Data entries:
————————
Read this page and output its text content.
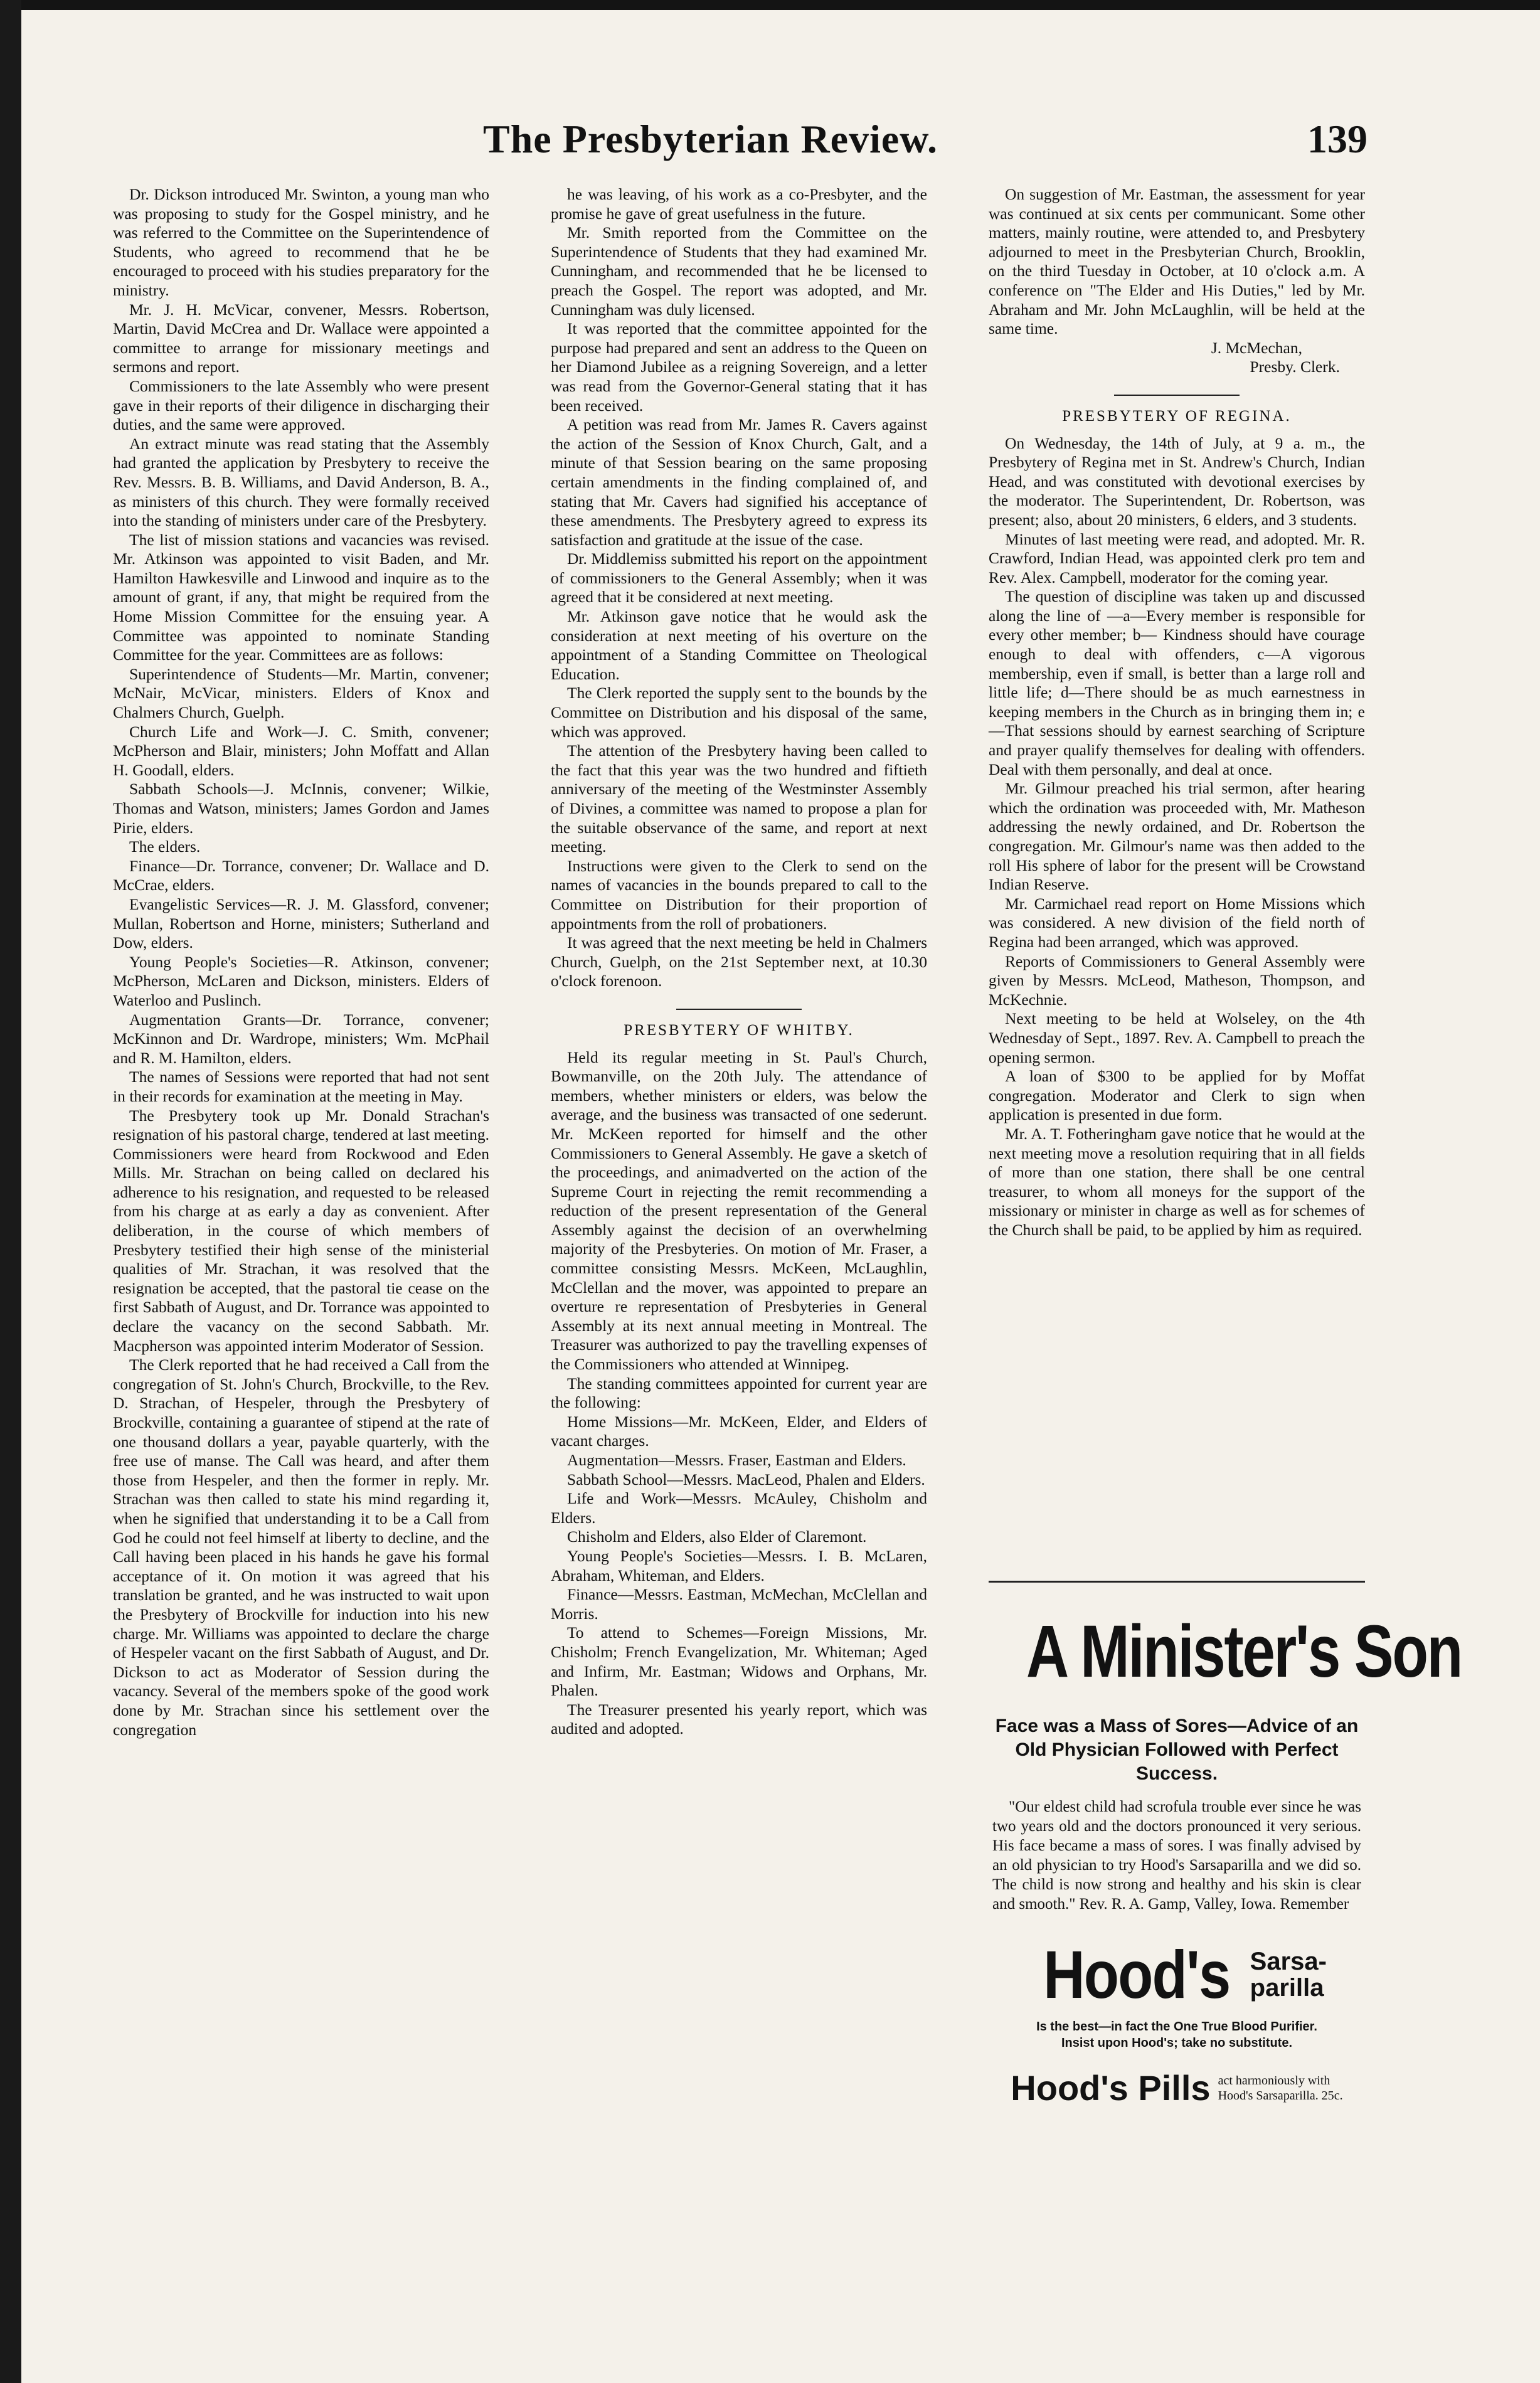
The Presbyterian Review.	139

Dr. Dickson introduced Mr. Swinton, a young man who was proposing to study for the Gospel ministry, and he was referred to the Committee on the Superintendence of Students, who agreed to recommend that he be encouraged to proceed with his studies preparatory for the ministry.

Mr. J. H. McVicar, convener, Messrs. Robertson, Martin, David McCrea and Dr. Wallace were appointed a committee to arrange for missionary meetings and sermons and report.

Commissioners to the late Assembly who were present gave in their reports of their diligence in discharging their duties, and the same were approved.

An extract minute was read stating that the Assembly had granted the application by Presbytery to receive the Rev. Messrs. B. B. Williams, and David Anderson, B. A., as ministers of this church. They were formally received into the standing of ministers under care of the Presbytery.

The list of mission stations and vacancies was revised. Mr. Atkinson was appointed to visit Baden, and Mr. Hamilton Hawkesville and Linwood and inquire as to the amount of grant, if any, that might be required from the Home Mission Committee for the ensuing year. A Committee was appointed to nominate Standing Committee for the year. Committees are as follows:

Superintendence of Students—Mr. Martin, convener; McNair, McVicar, ministers. Elders of Knox and Chalmers Church, Guelph.

Church Life and Work—J. C. Smith, convener; McPherson and Blair, ministers; John Moffatt and Allan H. Goodall, elders.

Sabbath Schools—J. McInnis, convener; Wilkie, Thomas and Watson, ministers; James Gordon and James Pirie, elders.

The elders.

Finance—Dr. Torrance, convener; Dr. Wallace and D. McCrae, elders.

Evangelistic Services—R. J. M. Glassford, convener; Mullan, Robertson and Horne, ministers; Sutherland and Dow, elders.

Young People's Societies—R. Atkinson, convener; McPherson, McLaren and Dickson, ministers. Elders of Waterloo and Puslinch.

Augmentation Grants—Dr. Torrance, convener; McKinnon and Dr. Wardrope, ministers; Wm. McPhail and R. M. Hamilton, elders.

The names of Sessions were reported that had not sent in their records for examination at the meeting in May.

The Presbytery took up Mr. Donald Strachan's resignation of his pastoral charge, tendered at last meeting. Commissioners were heard from Rockwood and Eden Mills. Mr. Strachan on being called on declared his adherence to his resignation, and requested to be released from his charge at as early a day as convenient. After deliberation, in the course of which members of Presbytery testified their high sense of the ministerial qualities of Mr. Strachan, it was resolved that the resignation be accepted, that the pastoral tie cease on the first Sabbath of August, and Dr. Torrance was appointed to declare the vacancy on the second Sabbath. Mr. Macpherson was appointed interim Moderator of Session.

The Clerk reported that he had received a Call from the congregation of St. John's Church, Brockville, to the Rev. D. Strachan, of Hespeler, through the Presbytery of Brockville, containing a guarantee of stipend at the rate of one thousand dollars a year, payable quarterly, with the free use of manse. The Call was heard, and after them those from Hespeler, and then the former in reply. Mr. Strachan was then called to state his mind regarding it, when he signified that understanding it to be a Call from God he could not feel himself at liberty to decline, and the Call having been placed in his hands he gave his formal acceptance of it. On motion it was agreed that his translation be granted, and he was instructed to wait upon the Presbytery of Brockville for induction into his new charge. Mr. Williams was appointed to declare the charge of Hespeler vacant on the first Sabbath of August, and Dr. Dickson to act as Moderator of Session during the vacancy. Several of the members spoke of the good work done by Mr. Strachan since his settlement over the congregation

he was leaving, of his work as a co-Presbyter, and the promise he gave of great usefulness in the future.

Mr. Smith reported from the Committee on the Superintendence of Students that they had examined Mr. Cunningham, and recommended that he be licensed to preach the Gospel. The report was adopted, and Mr. Cunningham was duly licensed.

It was reported that the committee appointed for the purpose had prepared and sent an address to the Queen on her Diamond Jubilee as a reigning Sovereign, and a letter was read from the Governor-General stating that it has been received.

A petition was read from Mr. James R. Cavers against the action of the Session of Knox Church, Galt, and a minute of that Session bearing on the same proposing certain amendments in the finding complained of, and stating that Mr. Cavers had signified his acceptance of these amendments. The Presbytery agreed to express its satisfaction and gratitude at the issue of the case.

Dr. Middlemiss submitted his report on the appointment of commissioners to the General Assembly; when it was agreed that it be considered at next meeting.

Mr. Atkinson gave notice that he would ask the consideration at next meeting of his overture on the appointment of a Standing Committee on Theological Education.

The Clerk reported the supply sent to the bounds by the Committee on Distribution and his disposal of the same, which was approved.

The attention of the Presbytery having been called to the fact that this year was the two hundred and fiftieth anniversary of the meeting of the Westminster Assembly of Divines, a committee was named to propose a plan for the suitable observance of the same, and report at next meeting.

Instructions were given to the Clerk to send on the names of vacancies in the bounds prepared to call to the Committee on Distribution for their proportion of appointments from the roll of probationers.

It was agreed that the next meeting be held in Chalmers Church, Guelph, on the 21st September next, at 10.30 o'clock forenoon.

PRESBYTERY OF WHITBY.

Held its regular meeting in St. Paul's Church, Bowmanville, on the 20th July. The attendance of members, whether ministers or elders, was below the average, and the business was transacted of one sederunt. Mr. McKeen reported for himself and the other Commissioners to General Assembly. He gave a sketch of the proceedings, and animadverted on the action of the Supreme Court in rejecting the remit recommending a reduction of the present representation of the General Assembly against the decision of an overwhelming majority of the Presbyteries. On motion of Mr. Fraser, a committee consisting Messrs. McKeen, McLaughlin, McClellan and the mover, was appointed to prepare an overture re representation of Presbyteries in General Assembly at its next annual meeting in Montreal. The Treasurer was authorized to pay the travelling expenses of the Commissioners who attended at Winnipeg.

The standing committees appointed for current year are the following:

Home Missions—Mr. McKeen, Elder, and Elders of vacant charges.

Augmentation—Messrs. Fraser, Eastman and Elders.

Sabbath School—Messrs. MacLeod, Phalen and Elders.

Life and Work—Messrs. McAuley, Chisholm and Elders.

Chisholm and Elders, also Elder of Claremont.

Young People's Societies—Messrs. I. B. McLaren, Abraham, Whiteman, and Elders.

Finance—Messrs. Eastman, McMechan, McClellan and Morris.

To attend to Schemes—Foreign Missions, Mr. Chisholm; French Evangelization, Mr. Whiteman; Aged and Infirm, Mr. Eastman; Widows and Orphans, Mr. Phalen.

The Treasurer presented his yearly report, which was audited and adopted.

On suggestion of Mr. Eastman, the assessment for year was continued at six cents per communicant. Some other matters, mainly routine, were attended to, and Presbytery adjourned to meet in the Presbyterian Church, Brooklin, on the third Tuesday in October, at 10 o'clock a.m. A conference on "The Elder and His Duties," led by Mr. Abraham and Mr. John McLaughlin, will be held at the same time.

J. McMechan,
Presby. Clerk.
PRESBYTERY OF REGINA.

On Wednesday, the 14th of July, at 9 a. m., the Presbytery of Regina met in St. Andrew's Church, Indian Head, and was constituted with devotional exercises by the moderator. The Superintendent, Dr. Robertson, was present; also, about 20 ministers, 6 elders, and 3 students.

Minutes of last meeting were read, and adopted. Mr. R. Crawford, Indian Head, was appointed clerk pro tem and Rev. Alex. Campbell, moderator for the coming year.

The question of discipline was taken up and discussed along the line of —a—Every member is responsible for every other member; b— Kindness should have courage enough to deal with offenders, c—A vigorous membership, even if small, is better than a large roll and little life; d—There should be as much earnestness in keeping members in the Church as in bringing them in; e—That sessions should by earnest searching of Scripture and prayer qualify themselves for dealing with offenders. Deal with them personally, and deal at once.

Mr. Gilmour preached his trial sermon, after hearing which the ordination was proceeded with, Mr. Matheson addressing the newly ordained, and Dr. Robertson the congregation. Mr. Gilmour's name was then added to the roll His sphere of labor for the present will be Crowstand Indian Reserve.

Mr. Carmichael read report on Home Missions which was considered. A new division of the field north of Regina had been arranged, which was approved.

Reports of Commissioners to General Assembly were given by Messrs. McLeod, Matheson, Thompson, and McKechnie.

Next meeting to be held at Wolseley, on the 4th Wednesday of Sept., 1897. Rev. A. Campbell to preach the opening sermon.

A loan of $300 to be applied for by Moffat congregation. Moderator and Clerk to sign when application is presented in due form.

Mr. A. T. Fotheringham gave notice that he would at the next meeting move a resolution requiring that in all fields of more than one station, there shall be one central treasurer, to whom all moneys for the support of the missionary or minister in charge as well as for schemes of the Church shall be paid, to be applied by him as required.

A Minister's Son
Face was a Mass of Sores—Advice of an Old Physician Followed with Perfect Success.

"Our eldest child had scrofula trouble ever since he was two years old and the doctors pronounced it very serious. His face became a mass of sores. I was finally advised by an old physician to try Hood's Sarsaparilla and we did so. The child is now strong and healthy and his skin is clear and smooth." Rev. R. A. Gamp, Valley, Iowa. Remember

Hood's Sarsa-
parilla
Is the best—in fact the One True Blood Purifier.
Insist upon Hood's; take no substitute.
Hood's Pills act harmoniously with
Hood's Sarsaparilla. 25c.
————————
**SET EXERCISE**
Gather from the entries above all lines that include the string "McMechan".

**SOLUTION FOR THIS EXERCISE**
Finance—Messrs. Eastman, McMechan, McClellan and Morris.
J. McMechan,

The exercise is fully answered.